## Task to complete:
Set down the material below in full, matching it exactly.

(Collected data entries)
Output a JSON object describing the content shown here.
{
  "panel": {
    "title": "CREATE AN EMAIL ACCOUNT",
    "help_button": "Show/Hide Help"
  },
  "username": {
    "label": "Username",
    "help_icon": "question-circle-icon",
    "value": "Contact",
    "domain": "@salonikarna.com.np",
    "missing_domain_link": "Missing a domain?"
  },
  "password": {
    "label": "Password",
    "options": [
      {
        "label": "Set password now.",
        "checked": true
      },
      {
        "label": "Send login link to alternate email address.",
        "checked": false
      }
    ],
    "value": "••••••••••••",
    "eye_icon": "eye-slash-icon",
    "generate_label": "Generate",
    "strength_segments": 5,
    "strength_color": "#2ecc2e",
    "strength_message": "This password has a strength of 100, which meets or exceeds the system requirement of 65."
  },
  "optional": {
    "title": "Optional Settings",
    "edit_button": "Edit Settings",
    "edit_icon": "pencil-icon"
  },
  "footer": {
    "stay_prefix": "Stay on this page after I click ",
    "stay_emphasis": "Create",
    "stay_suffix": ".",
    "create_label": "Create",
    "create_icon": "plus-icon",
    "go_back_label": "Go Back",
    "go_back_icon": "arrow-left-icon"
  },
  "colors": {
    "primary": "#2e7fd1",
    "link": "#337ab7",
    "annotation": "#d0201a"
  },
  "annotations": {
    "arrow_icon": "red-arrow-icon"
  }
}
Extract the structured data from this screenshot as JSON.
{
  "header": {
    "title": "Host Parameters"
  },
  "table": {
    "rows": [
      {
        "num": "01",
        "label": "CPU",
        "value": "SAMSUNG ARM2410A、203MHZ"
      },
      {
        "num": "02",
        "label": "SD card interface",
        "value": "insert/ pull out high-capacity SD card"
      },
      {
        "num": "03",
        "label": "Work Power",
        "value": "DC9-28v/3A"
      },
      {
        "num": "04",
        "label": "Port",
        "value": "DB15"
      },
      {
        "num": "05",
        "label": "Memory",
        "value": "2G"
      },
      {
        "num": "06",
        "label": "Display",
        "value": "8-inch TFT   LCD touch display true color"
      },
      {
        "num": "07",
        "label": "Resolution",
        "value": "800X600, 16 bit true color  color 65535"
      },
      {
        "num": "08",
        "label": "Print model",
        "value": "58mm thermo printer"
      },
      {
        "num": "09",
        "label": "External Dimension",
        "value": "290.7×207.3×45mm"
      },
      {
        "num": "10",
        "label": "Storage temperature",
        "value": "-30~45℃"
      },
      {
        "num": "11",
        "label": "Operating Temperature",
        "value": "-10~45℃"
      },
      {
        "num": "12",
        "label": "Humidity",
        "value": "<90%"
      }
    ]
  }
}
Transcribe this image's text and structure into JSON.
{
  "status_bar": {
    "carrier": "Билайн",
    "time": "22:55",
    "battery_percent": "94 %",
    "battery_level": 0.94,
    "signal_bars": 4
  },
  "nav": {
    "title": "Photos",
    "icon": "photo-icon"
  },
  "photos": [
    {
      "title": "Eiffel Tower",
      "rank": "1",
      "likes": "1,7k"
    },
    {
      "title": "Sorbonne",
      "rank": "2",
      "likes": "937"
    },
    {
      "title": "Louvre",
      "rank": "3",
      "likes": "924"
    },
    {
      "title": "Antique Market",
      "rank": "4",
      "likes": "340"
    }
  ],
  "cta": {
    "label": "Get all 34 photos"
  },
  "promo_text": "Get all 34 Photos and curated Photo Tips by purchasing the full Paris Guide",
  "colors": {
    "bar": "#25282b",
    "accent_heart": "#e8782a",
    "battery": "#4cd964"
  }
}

## Problem solution:
Output a JSON object describing the content shown here.
{
  "panel": {
    "title": "CREATE AN EMAIL ACCOUNT",
    "help_button": "Show/Hide Help"
  },
  "username": {
    "label": "Username",
    "help_icon": "question-circle-icon",
    "value": "Contact",
    "domain": "@salonikarna.com.np",
    "missing_domain_link": "Missing a domain?"
  },
  "password": {
    "label": "Password",
    "options": [
      {
        "label": "Set password now.",
        "checked": true
      },
      {
        "label": "Send login link to alternate email address.",
        "checked": false
      }
    ],
    "value": "••••••••••••",
    "eye_icon": "eye-slash-icon",
    "generate_label": "Generate",
    "strength_segments": 5,
    "strength_color": "#2ecc2e",
    "strength_message": "This password has a strength of 100, which meets or exceeds the system requirement of 65."
  },
  "optional": {
    "title": "Optional Settings",
    "edit_button": "Edit Settings",
    "edit_icon": "pencil-icon"
  },
  "footer": {
    "stay_prefix": "Stay on this page after I click ",
    "stay_emphasis": "Create",
    "stay_suffix": ".",
    "create_label": "Create",
    "create_icon": "plus-icon",
    "go_back_label": "Go Back",
    "go_back_icon": "arrow-left-icon"
  },
  "colors": {
    "primary": "#2e7fd1",
    "link": "#337ab7",
    "annotation": "#d0201a"
  },
  "annotations": {
    "arrow_icon": "red-arrow-icon"
  }
}
Extract the structured data from this screenshot as JSON.
{
  "header": {
    "title": "Host Parameters"
  },
  "table": {
    "rows": [
      {
        "num": "01",
        "label": "CPU",
        "value": "SAMSUNG ARM2410A、203MHZ"
      },
      {
        "num": "02",
        "label": "SD card interface",
        "value": "insert/ pull out high-capacity SD card"
      },
      {
        "num": "03",
        "label": "Work Power",
        "value": "DC9-28v/3A"
      },
      {
        "num": "04",
        "label": "Port",
        "value": "DB15"
      },
      {
        "num": "05",
        "label": "Memory",
        "value": "2G"
      },
      {
        "num": "06",
        "label": "Display",
        "value": "8-inch TFT   LCD touch display true color"
      },
      {
        "num": "07",
        "label": "Resolution",
        "value": "800X600, 16 bit true color  color 65535"
      },
      {
        "num": "08",
        "label": "Print model",
        "value": "58mm thermo printer"
      },
      {
        "num": "09",
        "label": "External Dimension",
        "value": "290.7×207.3×45mm"
      },
      {
        "num": "10",
        "label": "Storage temperature",
        "value": "-30~45℃"
      },
      {
        "num": "11",
        "label": "Operating Temperature",
        "value": "-10~45℃"
      },
      {
        "num": "12",
        "label": "Humidity",
        "value": "<90%"
      }
    ]
  }
}
Transcribe this image's text and structure into JSON.
{
  "status_bar": {
    "carrier": "Билайн",
    "time": "22:55",
    "battery_percent": "94 %",
    "battery_level": 0.94,
    "signal_bars": 4
  },
  "nav": {
    "title": "Photos",
    "icon": "photo-icon"
  },
  "photos": [
    {
      "title": "Eiffel Tower",
      "rank": "1",
      "likes": "1,7k"
    },
    {
      "title": "Sorbonne",
      "rank": "2",
      "likes": "937"
    },
    {
      "title": "Louvre",
      "rank": "3",
      "likes": "924"
    },
    {
      "title": "Antique Market",
      "rank": "4",
      "likes": "340"
    }
  ],
  "cta": {
    "label": "Get all 34 photos"
  },
  "promo_text": "Get all 34 Photos and curated Photo Tips by purchasing the full Paris Guide",
  "colors": {
    "bar": "#25282b",
    "accent_heart": "#e8782a",
    "battery": "#4cd964"
  }
}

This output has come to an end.